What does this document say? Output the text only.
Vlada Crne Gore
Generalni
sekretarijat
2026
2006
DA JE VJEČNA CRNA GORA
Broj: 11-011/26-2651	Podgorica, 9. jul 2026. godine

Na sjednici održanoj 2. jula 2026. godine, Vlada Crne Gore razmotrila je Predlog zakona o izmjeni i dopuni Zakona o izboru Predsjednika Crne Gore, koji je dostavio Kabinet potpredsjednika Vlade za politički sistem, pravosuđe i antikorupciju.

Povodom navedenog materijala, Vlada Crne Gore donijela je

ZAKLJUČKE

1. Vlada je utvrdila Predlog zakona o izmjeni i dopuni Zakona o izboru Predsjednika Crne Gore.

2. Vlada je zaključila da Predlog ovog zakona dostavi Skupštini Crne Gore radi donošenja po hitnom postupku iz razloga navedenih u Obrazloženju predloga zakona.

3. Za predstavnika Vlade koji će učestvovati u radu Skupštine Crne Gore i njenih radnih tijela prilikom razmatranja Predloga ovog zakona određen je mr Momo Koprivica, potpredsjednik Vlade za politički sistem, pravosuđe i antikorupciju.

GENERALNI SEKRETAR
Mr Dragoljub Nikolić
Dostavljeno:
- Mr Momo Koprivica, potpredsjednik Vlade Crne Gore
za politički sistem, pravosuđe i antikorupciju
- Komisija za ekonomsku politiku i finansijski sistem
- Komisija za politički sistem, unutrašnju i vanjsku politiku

---

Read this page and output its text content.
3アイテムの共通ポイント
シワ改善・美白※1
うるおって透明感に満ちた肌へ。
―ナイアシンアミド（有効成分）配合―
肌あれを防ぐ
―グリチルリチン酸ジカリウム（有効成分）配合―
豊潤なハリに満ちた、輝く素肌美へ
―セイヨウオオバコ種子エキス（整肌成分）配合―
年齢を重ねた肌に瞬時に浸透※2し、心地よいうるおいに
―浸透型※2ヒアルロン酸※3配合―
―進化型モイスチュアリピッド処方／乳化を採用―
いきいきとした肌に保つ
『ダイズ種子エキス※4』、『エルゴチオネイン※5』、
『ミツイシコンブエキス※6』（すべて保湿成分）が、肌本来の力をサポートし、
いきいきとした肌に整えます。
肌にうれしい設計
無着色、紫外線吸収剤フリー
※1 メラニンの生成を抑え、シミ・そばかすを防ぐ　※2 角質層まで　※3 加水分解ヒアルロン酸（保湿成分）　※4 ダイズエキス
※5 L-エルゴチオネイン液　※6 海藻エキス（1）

# Written problem:
Track down every line with the word "izboru" and copy it.

# Result:
Na sjednici održanoj 2. jula 2026. godine, Vlada Crne Gore razmotrila je Predlog zakona o izmjeni i dopuni Zakona o izboru Predsjednika Crne Gore, koji je dostavio Kabinet potpredsjednika Vlade za politički sistem, pravosuđe i antikorupciju.
1. Vlada je utvrdila Predlog zakona o izmjeni i dopuni Zakona o izboru Predsjednika Crne Gore.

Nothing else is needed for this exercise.